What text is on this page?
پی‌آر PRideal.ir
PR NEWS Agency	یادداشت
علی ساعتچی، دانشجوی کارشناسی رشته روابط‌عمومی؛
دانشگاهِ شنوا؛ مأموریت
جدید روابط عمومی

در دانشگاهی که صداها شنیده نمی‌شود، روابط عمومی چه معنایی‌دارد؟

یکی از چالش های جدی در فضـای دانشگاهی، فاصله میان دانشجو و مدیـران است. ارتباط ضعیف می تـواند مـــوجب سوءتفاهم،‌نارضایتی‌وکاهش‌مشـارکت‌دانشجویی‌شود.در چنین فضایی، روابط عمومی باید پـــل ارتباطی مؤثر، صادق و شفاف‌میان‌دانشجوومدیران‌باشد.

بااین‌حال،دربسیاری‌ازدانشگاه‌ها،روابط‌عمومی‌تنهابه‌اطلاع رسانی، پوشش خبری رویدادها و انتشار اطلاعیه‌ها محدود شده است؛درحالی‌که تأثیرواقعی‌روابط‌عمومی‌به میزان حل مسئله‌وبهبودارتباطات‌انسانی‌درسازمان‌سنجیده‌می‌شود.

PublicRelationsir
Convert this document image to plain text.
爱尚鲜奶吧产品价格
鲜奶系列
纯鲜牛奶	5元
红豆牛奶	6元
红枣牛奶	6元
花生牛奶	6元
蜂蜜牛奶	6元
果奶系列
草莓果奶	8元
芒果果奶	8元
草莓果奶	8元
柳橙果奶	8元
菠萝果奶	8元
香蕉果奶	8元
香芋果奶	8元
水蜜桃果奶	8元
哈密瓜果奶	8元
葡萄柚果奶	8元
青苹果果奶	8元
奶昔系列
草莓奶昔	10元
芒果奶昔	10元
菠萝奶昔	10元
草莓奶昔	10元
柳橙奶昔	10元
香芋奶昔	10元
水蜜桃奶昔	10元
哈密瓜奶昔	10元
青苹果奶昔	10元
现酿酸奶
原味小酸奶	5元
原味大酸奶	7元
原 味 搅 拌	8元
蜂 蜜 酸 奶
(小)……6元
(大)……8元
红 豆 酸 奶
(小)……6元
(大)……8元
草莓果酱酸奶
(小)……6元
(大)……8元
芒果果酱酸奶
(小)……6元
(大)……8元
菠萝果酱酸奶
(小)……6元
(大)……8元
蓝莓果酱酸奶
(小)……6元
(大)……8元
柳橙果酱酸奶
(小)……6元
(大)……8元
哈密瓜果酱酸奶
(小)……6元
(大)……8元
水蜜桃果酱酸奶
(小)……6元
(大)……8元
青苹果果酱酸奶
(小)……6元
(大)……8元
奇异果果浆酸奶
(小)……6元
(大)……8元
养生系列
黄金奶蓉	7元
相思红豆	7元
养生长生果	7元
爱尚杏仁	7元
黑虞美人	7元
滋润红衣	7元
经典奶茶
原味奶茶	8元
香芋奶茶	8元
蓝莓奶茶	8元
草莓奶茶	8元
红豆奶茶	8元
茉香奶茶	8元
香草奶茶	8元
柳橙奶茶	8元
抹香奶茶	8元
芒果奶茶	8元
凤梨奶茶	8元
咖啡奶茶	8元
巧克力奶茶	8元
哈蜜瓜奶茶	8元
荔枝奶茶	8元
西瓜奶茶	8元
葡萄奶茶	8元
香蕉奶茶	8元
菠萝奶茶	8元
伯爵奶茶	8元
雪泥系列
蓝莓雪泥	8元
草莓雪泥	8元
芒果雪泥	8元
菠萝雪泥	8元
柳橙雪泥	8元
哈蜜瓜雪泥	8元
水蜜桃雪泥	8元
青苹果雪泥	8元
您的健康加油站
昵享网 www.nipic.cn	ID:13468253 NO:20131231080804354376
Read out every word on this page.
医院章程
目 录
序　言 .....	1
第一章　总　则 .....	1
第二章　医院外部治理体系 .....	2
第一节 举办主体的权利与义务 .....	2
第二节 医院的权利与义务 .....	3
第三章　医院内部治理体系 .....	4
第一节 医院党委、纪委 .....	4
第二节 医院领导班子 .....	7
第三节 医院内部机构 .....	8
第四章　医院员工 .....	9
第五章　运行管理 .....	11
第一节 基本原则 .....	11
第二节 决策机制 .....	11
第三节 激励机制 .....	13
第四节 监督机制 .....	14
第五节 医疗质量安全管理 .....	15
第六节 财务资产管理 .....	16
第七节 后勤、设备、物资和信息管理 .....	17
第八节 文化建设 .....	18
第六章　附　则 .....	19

+-------+

• Given request
Pick out the lines containing the word "page" and show them.

• Written answer
What text is on this page?
Read out every word on this page.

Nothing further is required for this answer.